## What you are asked to do
Skip the pictures. Reproduce all other material exactly.

[BEGIN Listing]

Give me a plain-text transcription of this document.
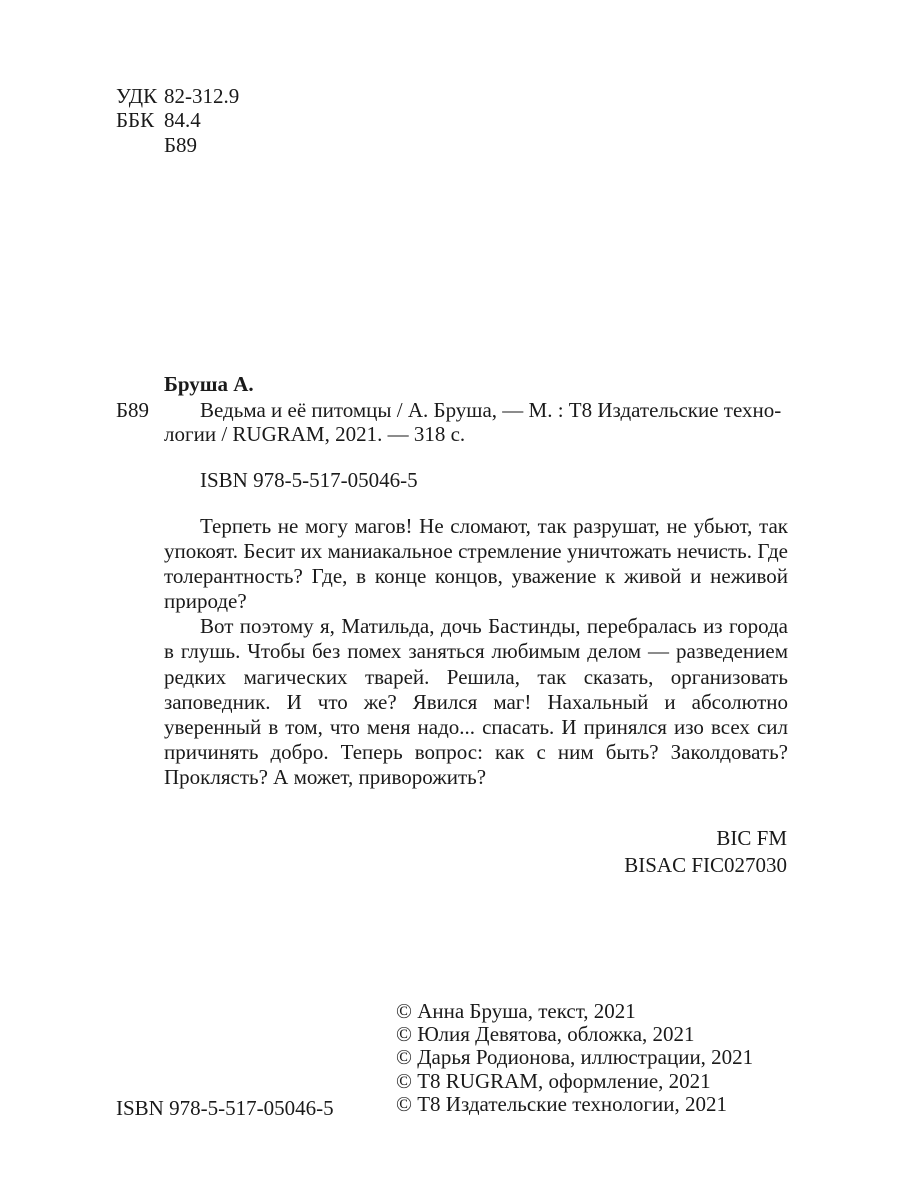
УДК 82-312.9
ББК 84.4
Б89
Бруша А.
Б89 Ведьма и её питомцы / А. Бруша, — М. : Т8 Издательские техно-
логии / RUGRAM, 2021. — 318 с.
ISBN 978-5-517-05046-5

Терпеть не могу магов! Не сломают, так разрушат, не убьют, так упокоят. Бесит их маниакальное стремление уничтожать нечисть. Где толерантность? Где, в конце концов, уважение к живой и неживой природе?

Вот поэтому я, Матильда, дочь Бастинды, перебралась из города в глушь. Чтобы без помех заняться любимым делом — разведением редких магических тварей. Решила, так сказать, организовать заповедник. И что же? Явился маг! Нахальный и абсолютно уверенный в том, что меня надо... спасать. И принялся изо всех сил причинять добро. Теперь вопрос: как с ним быть? Заколдовать? Проклясть? А может, приворожить?

BIC FM
BISAC FIC027030
© Анна Бруша, текст, 2021
© Юлия Девятова, обложка, 2021
© Дарья Родионова, иллюстрации, 2021
© Т8 RUGRAM, оформление, 2021
© Т8 Издательские технологии, 2021
ISBN 978-5-517-05046-5
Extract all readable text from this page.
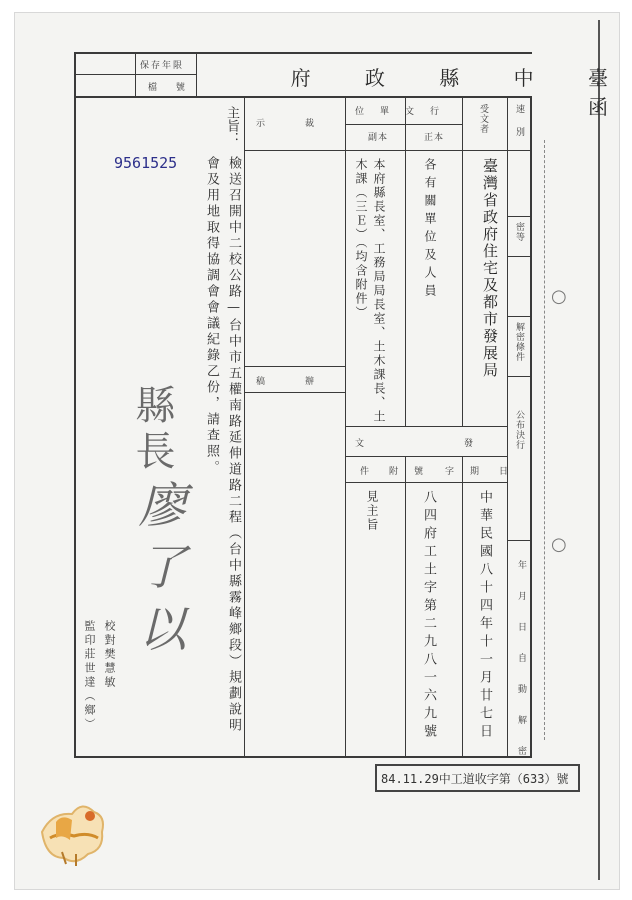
保存年限
檔 號	臺 中 縣 政 府 函
速別
受文者
行文單位
正本
副本
裁示
辦稿
密等
解密條件
公布決行
年 月 日 自 動 解 密
發文
附件
字號
日期
臺灣省政府住宅及都市發展局
各有關單位及人員
本府縣長室、工務局局長室、土木課長、土木課（三Ｅ）（均含附件）
中華民國八十四年十一月廿七日
八四府工土字第二九八一六九號
見主旨
主旨：
檢送召開中二校公路—台中市五權南路延伸道路二程（台中縣霧峰鄉段）規劃說明會及用地取得協調會會議紀錄乙份，請查照。
9561525
縣長
廖了以
校對樊慧敏
監印莊世達（鄉）
○
○
84.11.29中工道收字第（633）號
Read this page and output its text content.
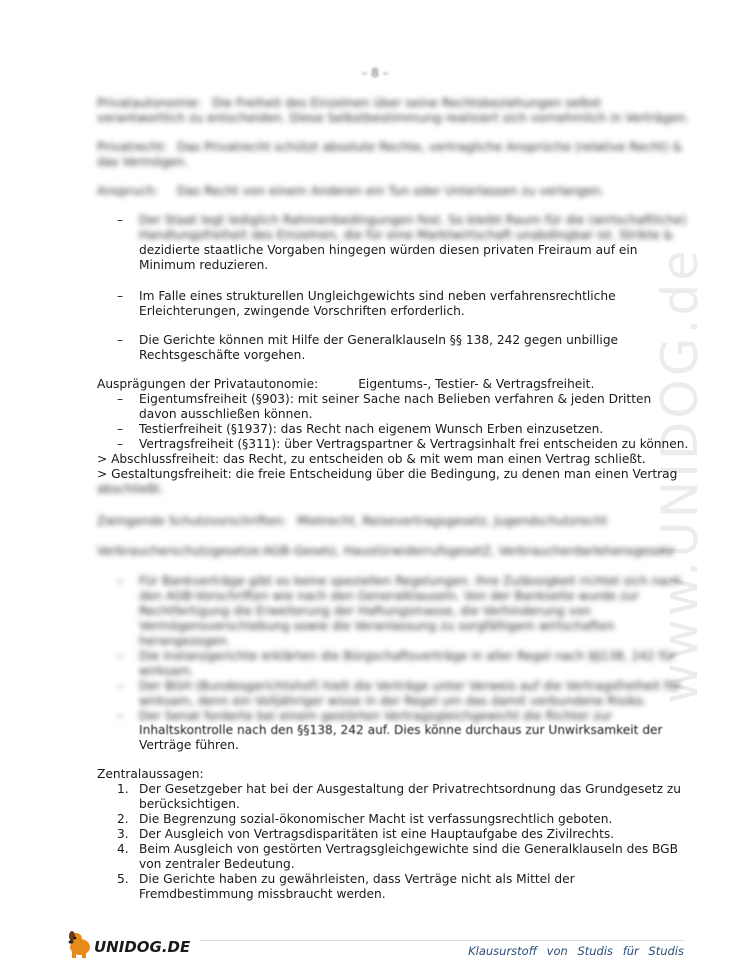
www.UNIDOG.de
– 8 –
Privatautonomie: Die Freiheit des Einzelnen über seine Rechtsbeziehungen selbst
verantwortlich zu entscheiden. Diese Selbstbestimmung realisiert sich vornehmlich in Verträgen.
Privatrecht: Das Privatrecht schützt absolute Rechte, vertragliche Ansprüche (relative Recht) &
das Vermögen.
Anspruch: Das Recht von einem Anderen ein Tun oder Unterlassen zu verlangen.
– Der Staat legt lediglich Rahmenbedingungen fest. So bleibt Raum für die (wirtschaftliche)
Handlungsfreiheit des Einzelnen, die für eine Marktwirtschaft unabdingbar ist. Strikte &
dezidierte staatliche Vorgaben hingegen würden diesen privaten Freiraum auf ein
Minimum reduzieren.
– Im Falle eines strukturellen Ungleichgewichts sind neben verfahrensrechtliche
Erleichterungen, zwingende Vorschriften erforderlich.
– Die Gerichte können mit Hilfe der Generalklauseln §§ 138, 242 gegen unbillige
Rechtsgeschäfte vorgehen.
Ausprägungen der Privatautonomie:	Eigentums-, Testier- & Vertragsfreiheit.
– Eigentumsfreiheit (§903): mit seiner Sache nach Belieben verfahren & jeden Dritten
davon ausschließen können.
– Testierfreiheit (§1937): das Recht nach eigenem Wunsch Erben einzusetzen.
– Vertragsfreiheit (§311): über Vertragspartner & Vertragsinhalt frei entscheiden zu können.
> Abschlussfreiheit: das Recht, zu entscheiden ob & mit wem man einen Vertrag schließt.
> Gestaltungsfreiheit: die freie Entscheidung über die Bedingung, zu denen man einen Vertrag
abschließt.
Zwingende Schutzvorschriften: Mietrecht, Reisevertragsgesetz, Jugendschutzrecht
Verbraucherschutzgesetze:AGB-Gesetz, HaustürwiderrufsgesetZ, Verbraucherdarlehensgesetz
– Für Bankverträge gibt es keine speziellen Regelungen. Ihre Zulässigkeit richtet sich nach
den AGB-Vorschriften wie nach den Generalklauseln. Von der Bankseite wurde zur
Rechtfertigung die Erweiterung der Haftungsmasse, die Verhinderung von
Vermögensverschiebung sowie die Veranlassung zu sorgfältigem wirtschaften
herangezogen.
– Die Instanzgerichte erklärten die Bürgschaftsverträge in aller Regel nach §§138, 242 für
wirksam.
– Der BGH (Bundesgerichtshof) hielt die Verträge unter Verweis auf die Vertragsfreiheit für
wirksam, denn ein Volljähriger wisse in der Regel um das damit verbundene Risiko.
– Der Senat forderte bei einem gestörten Vertragsgleichgewicht die Richter zur
Inhaltskontrolle nach den §§138, 242 auf. Dies könne durchaus zur Unwirksamkeit der
Verträge führen.
Zentralaussagen:
1. Der Gesetzgeber hat bei der Ausgestaltung der Privatrechtsordnung das Grundgesetz zu
berücksichtigen.
2. Die Begrenzung sozial-ökonomischer Macht ist verfassungsrechtlich geboten.
3. Der Ausgleich von Vertragsdisparitäten ist eine Hauptaufgabe des Zivilrechts.
4. Beim Ausgleich von gestörten Vertragsgleichgewichte sind die Generalklauseln des BGB
von zentraler Bedeutung.
5. Die Gerichte haben zu gewährleisten, dass Verträge nicht als Mittel der
Fremdbestimmung missbraucht werden.
UNIDOG.DE	Klausurstoff von Studis für Studis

[END Listing]

## Task answer
Give me a plain-text transcription of this document.
УДК 82-312.9
ББК 84.4
Б89
Бруша А.
Б89 Ведьма и её питомцы / А. Бруша, — М. : Т8 Издательские техно-
логии / RUGRAM, 2021. — 318 с.
ISBN 978-5-517-05046-5

Терпеть не могу магов! Не сломают, так разрушат, не убьют, так упокоят. Бесит их маниакальное стремление уничтожать нечисть. Где толерантность? Где, в конце концов, уважение к живой и неживой природе?

Вот поэтому я, Матильда, дочь Бастинды, перебралась из города в глушь. Чтобы без помех заняться любимым делом — разведением редких магических тварей. Решила, так сказать, организовать заповедник. И что же? Явился маг! Нахальный и абсолютно уверенный в том, что меня надо... спасать. И принялся изо всех сил причинять добро. Теперь вопрос: как с ним быть? Заколдовать? Проклясть? А может, приворожить?

BIC FM
BISAC FIC027030
© Анна Бруша, текст, 2021
© Юлия Девятова, обложка, 2021
© Дарья Родионова, иллюстрации, 2021
© Т8 RUGRAM, оформление, 2021
© Т8 Издательские технологии, 2021
ISBN 978-5-517-05046-5
Extract all readable text from this page.
保存年限
檔 號	臺 中 縣 政 府 函
速別
受文者
行文單位
正本
副本
裁示
辦稿
密等
解密條件
公布決行
年 月 日 自 動 解 密
發文
附件
字號
日期
臺灣省政府住宅及都市發展局
各有關單位及人員
本府縣長室、工務局局長室、土木課長、土木課（三Ｅ）（均含附件）
中華民國八十四年十一月廿七日
八四府工土字第二九八一六九號
見主旨
主旨：
檢送召開中二校公路—台中市五權南路延伸道路二程（台中縣霧峰鄉段）規劃說明會及用地取得協調會會議紀錄乙份，請查照。
9561525
縣長
廖了以
校對樊慧敏
監印莊世達（鄉）
○
○
84.11.29中工道收字第（633）號
Read this page and output its text content.
www.UNIDOG.de
– 8 –
Privatautonomie: Die Freiheit des Einzelnen über seine Rechtsbeziehungen selbst
verantwortlich zu entscheiden. Diese Selbstbestimmung realisiert sich vornehmlich in Verträgen.
Privatrecht: Das Privatrecht schützt absolute Rechte, vertragliche Ansprüche (relative Recht) &
das Vermögen.
Anspruch: Das Recht von einem Anderen ein Tun oder Unterlassen zu verlangen.
– Der Staat legt lediglich Rahmenbedingungen fest. So bleibt Raum für die (wirtschaftliche)
Handlungsfreiheit des Einzelnen, die für eine Marktwirtschaft unabdingbar ist. Strikte &
dezidierte staatliche Vorgaben hingegen würden diesen privaten Freiraum auf ein
Minimum reduzieren.
– Im Falle eines strukturellen Ungleichgewichts sind neben verfahrensrechtliche
Erleichterungen, zwingende Vorschriften erforderlich.
– Die Gerichte können mit Hilfe der Generalklauseln §§ 138, 242 gegen unbillige
Rechtsgeschäfte vorgehen.
Ausprägungen der Privatautonomie:	Eigentums-, Testier- & Vertragsfreiheit.
– Eigentumsfreiheit (§903): mit seiner Sache nach Belieben verfahren & jeden Dritten
davon ausschließen können.
– Testierfreiheit (§1937): das Recht nach eigenem Wunsch Erben einzusetzen.
– Vertragsfreiheit (§311): über Vertragspartner & Vertragsinhalt frei entscheiden zu können.
> Abschlussfreiheit: das Recht, zu entscheiden ob & mit wem man einen Vertrag schließt.
> Gestaltungsfreiheit: die freie Entscheidung über die Bedingung, zu denen man einen Vertrag
abschließt.
Zwingende Schutzvorschriften: Mietrecht, Reisevertragsgesetz, Jugendschutzrecht
Verbraucherschutzgesetze:AGB-Gesetz, HaustürwiderrufsgesetZ, Verbraucherdarlehensgesetz
– Für Bankverträge gibt es keine speziellen Regelungen. Ihre Zulässigkeit richtet sich nach
den AGB-Vorschriften wie nach den Generalklauseln. Von der Bankseite wurde zur
Rechtfertigung die Erweiterung der Haftungsmasse, die Verhinderung von
Vermögensverschiebung sowie die Veranlassung zu sorgfältigem wirtschaften
herangezogen.
– Die Instanzgerichte erklärten die Bürgschaftsverträge in aller Regel nach §§138, 242 für
wirksam.
– Der BGH (Bundesgerichtshof) hielt die Verträge unter Verweis auf die Vertragsfreiheit für
wirksam, denn ein Volljähriger wisse in der Regel um das damit verbundene Risiko.
– Der Senat forderte bei einem gestörten Vertragsgleichgewicht die Richter zur
Inhaltskontrolle nach den §§138, 242 auf. Dies könne durchaus zur Unwirksamkeit der
Verträge führen.
Zentralaussagen:
1. Der Gesetzgeber hat bei der Ausgestaltung der Privatrechtsordnung das Grundgesetz zu
berücksichtigen.
2. Die Begrenzung sozial-ökonomischer Macht ist verfassungsrechtlich geboten.
3. Der Ausgleich von Vertragsdisparitäten ist eine Hauptaufgabe des Zivilrechts.
4. Beim Ausgleich von gestörten Vertragsgleichgewichte sind die Generalklauseln des BGB
von zentraler Bedeutung.
5. Die Gerichte haben zu gewährleisten, dass Verträge nicht als Mittel der
Fremdbestimmung missbraucht werden.
UNIDOG.DE	Klausurstoff von Studis für Studis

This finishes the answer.